▸ Problem statement: Give back every line exactly as it appears, pictures excluded.

● ● ● ● ● ● ●

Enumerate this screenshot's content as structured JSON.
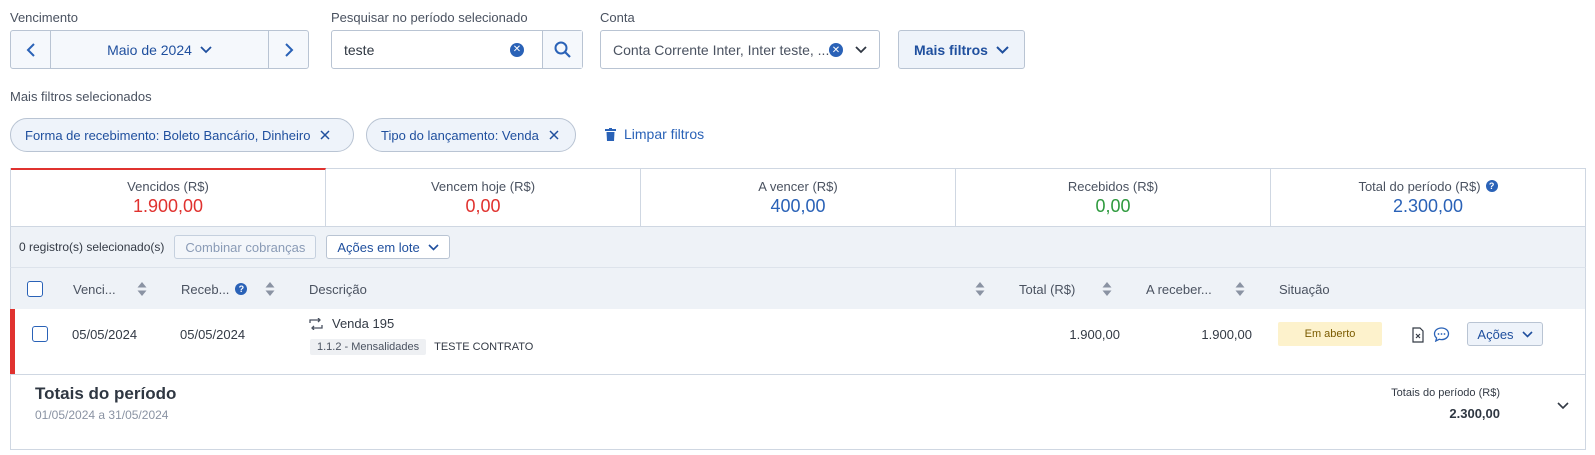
{
  "filters": {
    "vencimento_label": "Vencimento",
    "period_value": "Maio de 2024",
    "search_label": "Pesquisar no período selecionado",
    "search_value": "teste",
    "conta_label": "Conta",
    "conta_value": "Conta Corrente Inter, Inter teste, ...",
    "more_filters_label": "Mais filtros"
  },
  "selected_filters": {
    "title": "Mais filtros selecionados",
    "chips": [
      "Forma de recebimento: Boleto Bancário, Dinheiro",
      "Tipo do lançamento: Venda"
    ],
    "clear_label": "Limpar filtros"
  },
  "summary": [
    {
      "label": "Vencidos (R$)",
      "value": "1.900,00",
      "color": "#e0322f"
    },
    {
      "label": "Vencem hoje (R$)",
      "value": "0,00",
      "color": "#e0322f"
    },
    {
      "label": "A vencer (R$)",
      "value": "400,00",
      "color": "#2a62b7"
    },
    {
      "label": "Recebidos (R$)",
      "value": "0,00",
      "color": "#2e9a3e"
    },
    {
      "label": "Total do período (R$)",
      "value": "2.300,00",
      "color": "#2a62b7"
    }
  ],
  "selection": {
    "count_text": "0 registro(s) selecionado(s)",
    "combine_label": "Combinar cobranças",
    "batch_label": "Ações em lote"
  },
  "table": {
    "headers": {
      "venc": "Venci...",
      "receb": "Receb...",
      "descricao": "Descrição",
      "total": "Total (R$)",
      "a_receber": "A receber...",
      "situacao": "Situação"
    },
    "rows": [
      {
        "vencimento": "05/05/2024",
        "recebimento": "05/05/2024",
        "descricao": "Venda 195",
        "categoria": "1.1.2 - Mensalidades",
        "contrato": "TESTE CONTRATO",
        "total": "1.900,00",
        "a_receber": "1.900,00",
        "situacao": "Em aberto",
        "acoes": "Ações"
      }
    ]
  },
  "totals": {
    "title": "Totais do período",
    "range": "01/05/2024 a 31/05/2024",
    "right_label": "Totais do período (R$)",
    "right_value": "2.300,00"
  },
  "colors": {
    "accent": "#2a62b7",
    "danger": "#e0322f",
    "success": "#2e9a3e",
    "status_open_bg": "#fdf2cc"
  }
}
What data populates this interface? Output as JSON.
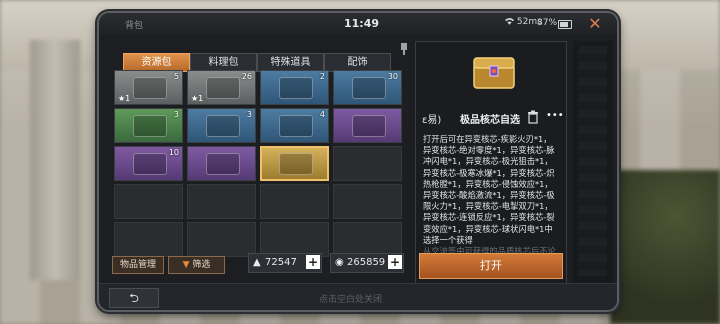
{
  "status": {
    "title": "背包",
    "time": "11:49",
    "network": "52ms",
    "battery": "87%"
  },
  "tabs": [
    {
      "label": "资源包",
      "active": true
    },
    {
      "label": "料理包",
      "active": false
    },
    {
      "label": "特殊道具",
      "active": false
    },
    {
      "label": "配饰",
      "active": false
    }
  ],
  "slots": [
    {
      "count": "5",
      "star": "★1",
      "rarity": "r-white",
      "icon": "wood-planks-icon"
    },
    {
      "count": "26",
      "star": "★1",
      "rarity": "r-white",
      "icon": "metal-parts-icon"
    },
    {
      "count": "2",
      "star": "",
      "rarity": "r-blue",
      "icon": "wrench-icon"
    },
    {
      "count": "30",
      "star": "",
      "rarity": "r-blue",
      "icon": "supply-box-icon"
    },
    {
      "count": "3",
      "star": "",
      "rarity": "r-green",
      "icon": "grenade-icon"
    },
    {
      "count": "3",
      "star": "",
      "rarity": "r-blue",
      "icon": "metal-crate-icon"
    },
    {
      "count": "4",
      "star": "",
      "rarity": "r-blue",
      "icon": "berries-icon"
    },
    {
      "count": "",
      "star": "",
      "rarity": "r-purple",
      "icon": "weapon-parts-icon"
    },
    {
      "count": "10",
      "star": "",
      "rarity": "r-purple",
      "icon": "supply-box-icon"
    },
    {
      "count": "",
      "star": "",
      "rarity": "r-purple",
      "icon": "purple-crate-icon"
    },
    {
      "count": "",
      "star": "",
      "rarity": "r-gold",
      "icon": "gold-chest-icon",
      "selected": true
    },
    {
      "count": "",
      "star": "",
      "rarity": "",
      "icon": ""
    },
    {
      "count": "",
      "star": "",
      "rarity": "",
      "icon": ""
    },
    {
      "count": "",
      "star": "",
      "rarity": "",
      "icon": ""
    },
    {
      "count": "",
      "star": "",
      "rarity": "",
      "icon": ""
    },
    {
      "count": "",
      "star": "",
      "rarity": "",
      "icon": ""
    },
    {
      "count": "",
      "star": "",
      "rarity": "",
      "icon": ""
    },
    {
      "count": "",
      "star": "",
      "rarity": "",
      "icon": ""
    },
    {
      "count": "",
      "star": "",
      "rarity": "",
      "icon": ""
    },
    {
      "count": "",
      "star": "",
      "rarity": "",
      "icon": ""
    }
  ],
  "actions": {
    "manage": "物品管理",
    "filter": "筛选"
  },
  "currency": {
    "primary": "72547",
    "secondary": "265859"
  },
  "detail": {
    "prefix": "ɛ易)",
    "name": "极品核芯自选",
    "lines": [
      "打开后可在异变核芯-疾影火刃*1，",
      "异变核芯-绝对零度*1，异变核芯-脉",
      "冲闪电*1，异变核芯-极光狙击*1，",
      "异变核芯-极寒冰爆*1，异变核芯-炽",
      "热枪膛*1，异变核芯-侵蚀效应*1，",
      "异变核芯-酸焰激流*1，异变核芯-极",
      "限火力*1，异变核芯-电掣双刀*1，",
      "异变核芯-连锁反应*1，异变核芯-裂",
      "变效应*1，异变核芯-球状闪电*1中",
      "选择一个获得"
    ],
    "faded": "从交流签中可获得的品质核芯后不论",
    "open_label": "打开"
  },
  "bottom": {
    "hint": "点击空白处关闭"
  }
}
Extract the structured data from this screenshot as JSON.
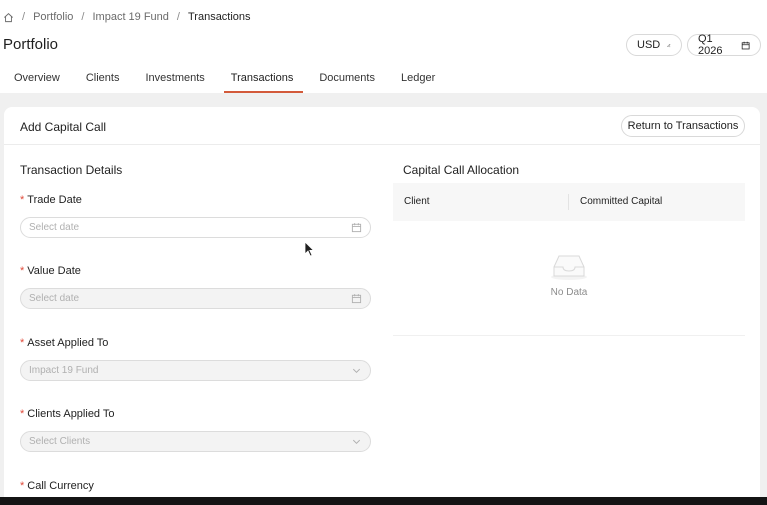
{
  "breadcrumb": {
    "items": [
      "Portfolio",
      "Impact 19 Fund"
    ],
    "current": "Transactions"
  },
  "page": {
    "title": "Portfolio"
  },
  "header": {
    "currency": "USD",
    "period": "Q1 2026"
  },
  "tabs": [
    {
      "label": "Overview"
    },
    {
      "label": "Clients"
    },
    {
      "label": "Investments"
    },
    {
      "label": "Transactions",
      "active": true
    },
    {
      "label": "Documents"
    },
    {
      "label": "Ledger"
    }
  ],
  "card": {
    "title": "Add Capital Call",
    "return_label": "Return to Transactions"
  },
  "details": {
    "title": "Transaction Details",
    "trade_date": {
      "label": "Trade Date",
      "placeholder": "Select date"
    },
    "value_date": {
      "label": "Value Date",
      "placeholder": "Select date"
    },
    "asset": {
      "label": "Asset Applied To",
      "value": "Impact 19 Fund"
    },
    "clients": {
      "label": "Clients Applied To",
      "placeholder": "Select Clients"
    },
    "call_currency": {
      "label": "Call Currency"
    }
  },
  "allocation": {
    "title": "Capital Call Allocation",
    "columns": [
      "Client",
      "Committed Capital"
    ],
    "empty_text": "No Data"
  },
  "colors": {
    "accent": "#d35a3a",
    "required": "#e04a3a"
  }
}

● ● ● ● ● ● ●

▸ Answer to this exercise:
Enumerate this screenshot's content as structured JSON.
{
  "filters": {
    "vencimento_label": "Vencimento",
    "period_value": "Maio de 2024",
    "search_label": "Pesquisar no período selecionado",
    "search_value": "teste",
    "conta_label": "Conta",
    "conta_value": "Conta Corrente Inter, Inter teste, ...",
    "more_filters_label": "Mais filtros"
  },
  "selected_filters": {
    "title": "Mais filtros selecionados",
    "chips": [
      "Forma de recebimento: Boleto Bancário, Dinheiro",
      "Tipo do lançamento: Venda"
    ],
    "clear_label": "Limpar filtros"
  },
  "summary": [
    {
      "label": "Vencidos (R$)",
      "value": "1.900,00",
      "color": "#e0322f"
    },
    {
      "label": "Vencem hoje (R$)",
      "value": "0,00",
      "color": "#e0322f"
    },
    {
      "label": "A vencer (R$)",
      "value": "400,00",
      "color": "#2a62b7"
    },
    {
      "label": "Recebidos (R$)",
      "value": "0,00",
      "color": "#2e9a3e"
    },
    {
      "label": "Total do período (R$)",
      "value": "2.300,00",
      "color": "#2a62b7"
    }
  ],
  "selection": {
    "count_text": "0 registro(s) selecionado(s)",
    "combine_label": "Combinar cobranças",
    "batch_label": "Ações em lote"
  },
  "table": {
    "headers": {
      "venc": "Venci...",
      "receb": "Receb...",
      "descricao": "Descrição",
      "total": "Total (R$)",
      "a_receber": "A receber...",
      "situacao": "Situação"
    },
    "rows": [
      {
        "vencimento": "05/05/2024",
        "recebimento": "05/05/2024",
        "descricao": "Venda 195",
        "categoria": "1.1.2 - Mensalidades",
        "contrato": "TESTE CONTRATO",
        "total": "1.900,00",
        "a_receber": "1.900,00",
        "situacao": "Em aberto",
        "acoes": "Ações"
      }
    ]
  },
  "totals": {
    "title": "Totais do período",
    "range": "01/05/2024 a 31/05/2024",
    "right_label": "Totais do período (R$)",
    "right_value": "2.300,00"
  },
  "colors": {
    "accent": "#2a62b7",
    "danger": "#e0322f",
    "success": "#2e9a3e",
    "status_open_bg": "#fdf2cc"
  }
}
What data populates this interface? Output as JSON.
{
  "status": {
    "title": "背包",
    "time": "11:49",
    "network": "52ms",
    "battery": "87%"
  },
  "tabs": [
    {
      "label": "资源包",
      "active": true
    },
    {
      "label": "料理包",
      "active": false
    },
    {
      "label": "特殊道具",
      "active": false
    },
    {
      "label": "配饰",
      "active": false
    }
  ],
  "slots": [
    {
      "count": "5",
      "star": "★1",
      "rarity": "r-white",
      "icon": "wood-planks-icon"
    },
    {
      "count": "26",
      "star": "★1",
      "rarity": "r-white",
      "icon": "metal-parts-icon"
    },
    {
      "count": "2",
      "star": "",
      "rarity": "r-blue",
      "icon": "wrench-icon"
    },
    {
      "count": "30",
      "star": "",
      "rarity": "r-blue",
      "icon": "supply-box-icon"
    },
    {
      "count": "3",
      "star": "",
      "rarity": "r-green",
      "icon": "grenade-icon"
    },
    {
      "count": "3",
      "star": "",
      "rarity": "r-blue",
      "icon": "metal-crate-icon"
    },
    {
      "count": "4",
      "star": "",
      "rarity": "r-blue",
      "icon": "berries-icon"
    },
    {
      "count": "",
      "star": "",
      "rarity": "r-purple",
      "icon": "weapon-parts-icon"
    },
    {
      "count": "10",
      "star": "",
      "rarity": "r-purple",
      "icon": "supply-box-icon"
    },
    {
      "count": "",
      "star": "",
      "rarity": "r-purple",
      "icon": "purple-crate-icon"
    },
    {
      "count": "",
      "star": "",
      "rarity": "r-gold",
      "icon": "gold-chest-icon",
      "selected": true
    },
    {
      "count": "",
      "star": "",
      "rarity": "",
      "icon": ""
    },
    {
      "count": "",
      "star": "",
      "rarity": "",
      "icon": ""
    },
    {
      "count": "",
      "star": "",
      "rarity": "",
      "icon": ""
    },
    {
      "count": "",
      "star": "",
      "rarity": "",
      "icon": ""
    },
    {
      "count": "",
      "star": "",
      "rarity": "",
      "icon": ""
    },
    {
      "count": "",
      "star": "",
      "rarity": "",
      "icon": ""
    },
    {
      "count": "",
      "star": "",
      "rarity": "",
      "icon": ""
    },
    {
      "count": "",
      "star": "",
      "rarity": "",
      "icon": ""
    },
    {
      "count": "",
      "star": "",
      "rarity": "",
      "icon": ""
    }
  ],
  "actions": {
    "manage": "物品管理",
    "filter": "筛选"
  },
  "currency": {
    "primary": "72547",
    "secondary": "265859"
  },
  "detail": {
    "prefix": "ɛ易)",
    "name": "极品核芯自选",
    "lines": [
      "打开后可在异变核芯-疾影火刃*1，",
      "异变核芯-绝对零度*1，异变核芯-脉",
      "冲闪电*1，异变核芯-极光狙击*1，",
      "异变核芯-极寒冰爆*1，异变核芯-炽",
      "热枪膛*1，异变核芯-侵蚀效应*1，",
      "异变核芯-酸焰激流*1，异变核芯-极",
      "限火力*1，异变核芯-电掣双刀*1，",
      "异变核芯-连锁反应*1，异变核芯-裂",
      "变效应*1，异变核芯-球状闪电*1中",
      "选择一个获得"
    ],
    "faded": "从交流签中可获得的品质核芯后不论",
    "open_label": "打开"
  },
  "bottom": {
    "hint": "点击空白处关闭"
  }
}
Extract the structured data from this screenshot as JSON.
{
  "breadcrumb": {
    "items": [
      "Portfolio",
      "Impact 19 Fund"
    ],
    "current": "Transactions"
  },
  "page": {
    "title": "Portfolio"
  },
  "header": {
    "currency": "USD",
    "period": "Q1 2026"
  },
  "tabs": [
    {
      "label": "Overview"
    },
    {
      "label": "Clients"
    },
    {
      "label": "Investments"
    },
    {
      "label": "Transactions",
      "active": true
    },
    {
      "label": "Documents"
    },
    {
      "label": "Ledger"
    }
  ],
  "card": {
    "title": "Add Capital Call",
    "return_label": "Return to Transactions"
  },
  "details": {
    "title": "Transaction Details",
    "trade_date": {
      "label": "Trade Date",
      "placeholder": "Select date"
    },
    "value_date": {
      "label": "Value Date",
      "placeholder": "Select date"
    },
    "asset": {
      "label": "Asset Applied To",
      "value": "Impact 19 Fund"
    },
    "clients": {
      "label": "Clients Applied To",
      "placeholder": "Select Clients"
    },
    "call_currency": {
      "label": "Call Currency"
    }
  },
  "allocation": {
    "title": "Capital Call Allocation",
    "columns": [
      "Client",
      "Committed Capital"
    ],
    "empty_text": "No Data"
  },
  "colors": {
    "accent": "#d35a3a",
    "required": "#e04a3a"
  }
}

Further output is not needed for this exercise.